§ **ФРАГМЕНТ ДОКУМЕНТА**:
АЛЕКСАНДР ПЯТИГОРСКИЙ
СВОБОДНЫЙ ФИЛОСОФ ПЯТИГОРСКИЙ
том 1
СЁРЕН КЬЕРКЕГОР
Предварительный комментарий Кирилла Кобрина
«После короткой и несколько разгульной юности Кьеркегор. ..» — так Пятигорский переходит от биографических сведений о самом значительном датском философе после Гамлета к изложению его взглядов на христианство. О Сёрене Кьеркегоре написаны библиотеки (как, впрочем, и обо всех остальных героях цикла «свободовских» аудиобесед Пятигорского); более того, в отличие от, скажем, Фихте или даже Юма, Кьеркегор находится в своего рода несессере философского бунтаря (или, если угодно, неотвлеченного, острого, актуального философа, принципиально антиакадемического) двадцатого века. Это произошло из-за термина «экзистенциализм», которым обозначили нескольких совершенно разных мыслителей прошлого столетия, каждый из которых в какой-то степени выделялся из разряда тогдашних философов — либо поведением, либо судьбой, либо (что самое лучшее, конечно) своим отношением к философии и мышлению вообще. Трудно было избежать искушения не счесть Хайдеггера, Габриэля Марселя, Шестова, Камю и некоторых других остроактуальными мыслителями, которые (и только которые!) могут ответить на насущные политические и этические (а иные в те времена мало кого интересовали) вопросы «современности». И они отвечали — повторяю, притом что между Хайдеггером и Камю сложно найти точки пересечения (да и вообще, что такое «экзистенциализм» — однозначно сказать сегодня очень сложно). Там, где неясность перемешивается с актуальностью (а иногда и доходчивостью), начинается «мода»; в парижском районе Сен-Жермен конца сороковых можно было набрести на специальные «экзистенциалистские кафе», где стены и потолок были выкрашены черным, там сидела печальная Жюльетт Греко, тоже вся в черном, и пила зеленый абсент, а Борис Виан играл джаз на трубе. В окрестностях прогуливались Сартр с Де Бовуар, замышляя, как бы им половчее поругаться с Альбером Камю. Если же серьезно, то во многом сегодняшняя популярность (именно «популярность», а не действительное значение) Кьеркегора-философа и писателя есть результат его (вместе с Достоевским) рокового попадания в «отцы экзистенциализма».

§ **ЗАДАНИЕ 1**:
Выведите в виде JSON-списка строк строки листинга от строки с "option-b-end: europeias. (34, 483, 119, 501)" до строки с "option-a-line: identidade cultural" включительно, по одной строке на элемент списка и без пустых строк.

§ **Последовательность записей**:
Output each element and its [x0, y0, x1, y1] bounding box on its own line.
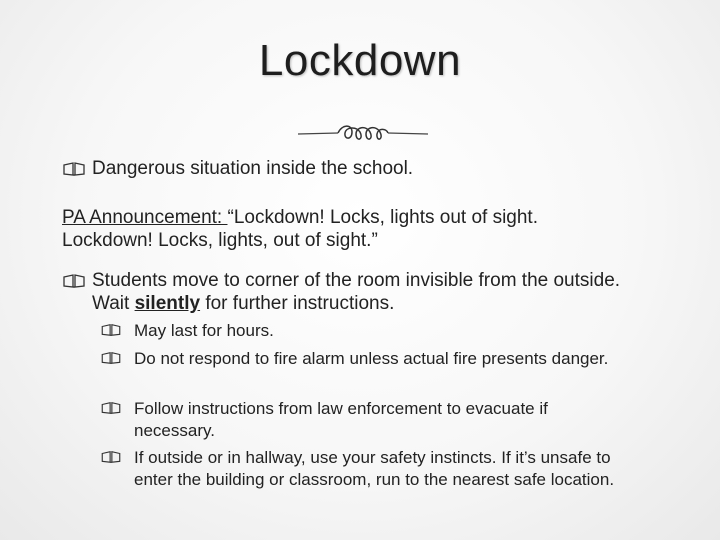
sub-bullet-text: Do not respond to fire alarm unless actual fire presents danger. [134, 349, 609, 368]
bullet-text: Dangerous situation inside the school. [92, 158, 414, 179]
book-bullet-icon [100, 447, 134, 464]
bullet-text-part1: Students move to corner of the room invisible from the outside. Wait [92, 270, 621, 314]
book-bullet-icon [62, 269, 92, 289]
book-bullet-icon [62, 157, 92, 177]
bullet-text-part2: for further instructions. [200, 293, 395, 314]
sub-bullet-outside-hallway [100, 447, 630, 491]
sub-bullet-text: If outside or in hallway, use your safety instincts. If it’s unsafe to enter the building or classroom, run to the nearest safe location. [134, 448, 615, 489]
sub-bullet-text: Follow instructions from law enforcement to evacuate if necessary. [134, 399, 548, 440]
pa-announcement-label: PA Announcement: [62, 207, 228, 228]
pa-announcement [62, 206, 662, 252]
sub-bullet-may-last [100, 320, 660, 342]
book-bullet-icon [100, 348, 134, 365]
book-bullet-icon [100, 398, 134, 415]
slide-title: Lockdown [258, 36, 462, 85]
pa-announcement-line2: Lockdown! Locks, lights, out of sight.” [62, 230, 378, 251]
sub-bullet-text: May last for hours. [134, 321, 274, 340]
book-bullet-icon [100, 320, 134, 337]
emphasis-silently: silently [134, 293, 201, 314]
flourish-divider-icon [298, 122, 428, 144]
sub-bullet-follow-instructions [100, 398, 630, 442]
pa-announcement-line1: “Lockdown! Locks, lights out of sight. [227, 207, 538, 228]
bullet-text [92, 269, 662, 315]
bullet-students-move [62, 269, 662, 315]
sub-bullet-fire-alarm [100, 348, 630, 370]
bullet-dangerous-situation [62, 157, 413, 180]
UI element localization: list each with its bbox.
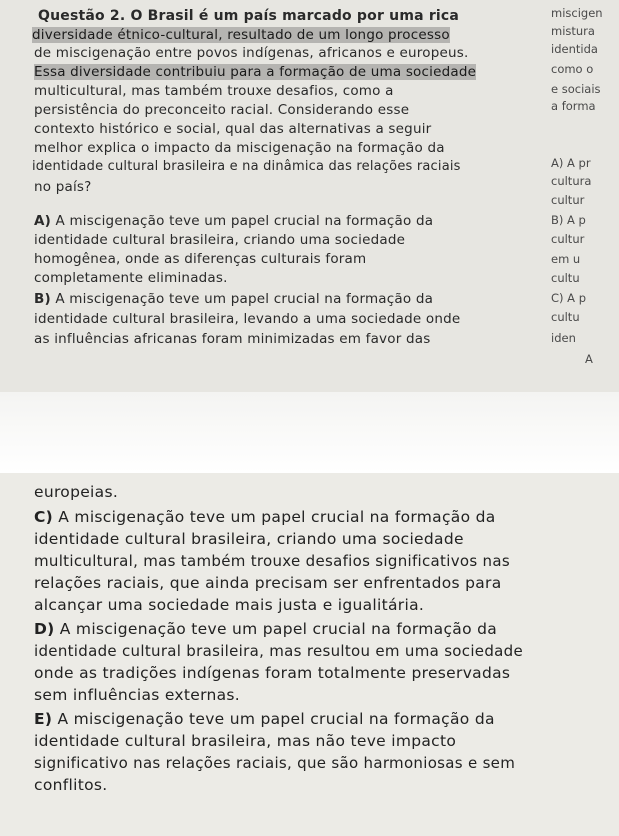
option-b-end: europeias. (34, 483, 119, 501)
side-fragment: como o (551, 62, 594, 76)
photo-top (0, 0, 619, 392)
question-line: Questão 2. O Brasil é um país marcado por uma rica (38, 8, 460, 24)
option-d-line: sem influências externas. (34, 686, 241, 704)
option-d-line: identidade cultural brasileira, mas resultou em uma sociedade (34, 642, 523, 660)
side-fragment: A (585, 352, 593, 366)
side-fragment: cultu (551, 271, 580, 285)
page-gap (0, 392, 619, 473)
side-fragment: iden (551, 331, 576, 345)
photo-bottom (0, 473, 619, 836)
option-a-line: identidade cultural brasileira, criando uma sociedade (34, 232, 406, 248)
question-line: identidade cultural brasileira e na dinâmica das relações raciais (32, 159, 461, 174)
option-a-line: homogênea, onde as diferenças culturais foram (34, 251, 367, 267)
option-c-line: C) A miscigenação teve um papel crucial na formação da (34, 508, 496, 526)
option-d-line: onde as tradições indígenas foram totalmente preservadas (34, 664, 511, 682)
option-c-line: relações raciais, que ainda precisam ser enfrentados para (34, 574, 502, 592)
option-c-line: multicultural, mas também trouxe desafios significativos nas (34, 552, 510, 570)
option-c-line: alcançar uma sociedade mais justa e igualitária. (34, 596, 425, 614)
question-line: persistência do preconceito racial. Considerando esse (34, 102, 410, 118)
option-c-line: identidade cultural brasileira, criando uma sociedade (34, 530, 464, 548)
side-fragment: miscigen (551, 6, 603, 20)
question-line: Essa diversidade contribuiu para a formação de uma sociedade (34, 64, 477, 80)
side-fragment: e sociais (551, 82, 601, 96)
side-fragment: mistura (551, 24, 595, 38)
side-fragment: A) A pr (551, 156, 591, 170)
question-line: contexto histórico e social, qual das alternativas a seguir (34, 121, 432, 137)
option-e-line: identidade cultural brasileira, mas não teve impacto (34, 732, 457, 750)
option-e-line: E) A miscigenação teve um papel crucial na formação da (34, 710, 495, 728)
option-e-line: conflitos. (34, 776, 108, 794)
side-fragment: identida (551, 42, 598, 56)
side-fragment: cultu (551, 310, 580, 324)
side-fragment: cultur (551, 232, 585, 246)
side-fragment: em u (551, 252, 581, 266)
side-fragment: C) A p (551, 291, 586, 305)
option-e-line: significativo nas relações raciais, que são harmoniosas e sem (34, 754, 516, 772)
question-line: melhor explica o impacto da miscigenação na formação da (34, 140, 445, 156)
question-line: multicultural, mas também trouxe desafios, como a (34, 83, 394, 99)
question-line: de miscigenação entre povos indígenas, africanos e europeus. (34, 45, 469, 61)
question-line: no país? (34, 179, 92, 195)
option-d-line: D) A miscigenação teve um papel crucial na formação da (34, 620, 498, 638)
side-fragment: B) A p (551, 213, 586, 227)
question-line: diversidade étnico-cultural, resultado de um longo processo (32, 27, 450, 43)
option-a-line: A) A miscigenação teve um papel crucial na formação da (34, 213, 434, 229)
side-fragment: cultura (551, 174, 592, 188)
option-b-line: B) A miscigenação teve um papel crucial na formação da (34, 291, 434, 307)
option-a-line: completamente eliminadas. (34, 270, 228, 286)
option-b-line: identidade cultural brasileira, levando a uma sociedade onde (34, 311, 461, 327)
side-fragment: cultur (551, 193, 585, 207)
option-b-line: as influências africanas foram minimizadas em favor das (34, 331, 431, 347)
side-fragment: a forma (551, 99, 596, 113)
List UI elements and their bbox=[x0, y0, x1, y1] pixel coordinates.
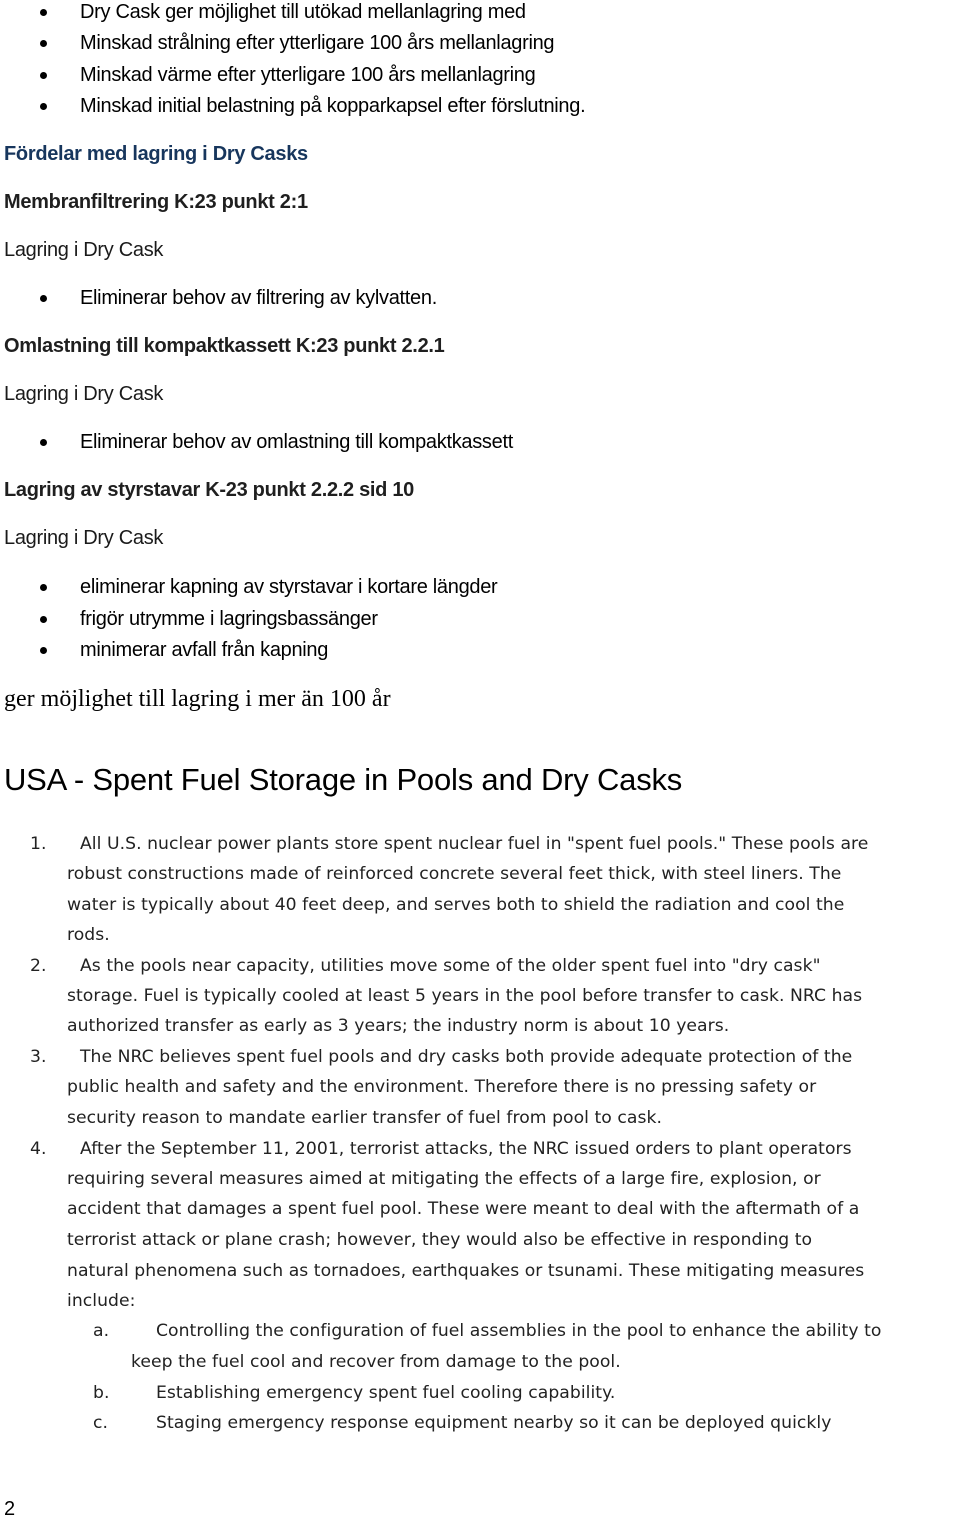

§ **ЗАДАНИЕ 2**:
Кто, согласно фрагменту о Кьеркегоре, автор предварительного комментария?

§ **ПРАВИЛЬНЫЙ ОТВЕТ 1**:
[
  "option-b-end: europeias. (34, 483, 119, 501)",
  "side-fragment: como o (551, 62, 594, 76)",
  "photo-top (0, 0, 619, 392)",
  "question-line: Questão 2. O Brasil é um país marcado por uma rica (38, 8, 460, 24)",
  "option-d-line: sem influências externas. (34, 686, 241, 704)",
  "option-d-line: identidade cultural brasileira, mas resultou em uma sociedade (34, 642, 523, 660)",
  "side-fragment: A (585, 352, 593, 366)",
  "side-fragment: cultu (551, 271, 580, 285)",
  "page-gap (0, 392, 619, 473)",
  "side-fragment: iden (551, 331, 576, 345)",
  "photo-bottom (0, 473, 619, 836)",
  "option-a-line: identidade cultural brasileira, criando uma sociedade (34, 232, 406, 248)"
]

§ **ПРАВИЛЬНЫЙ ОТВЕТ 2**:
Кирилл Кобрин.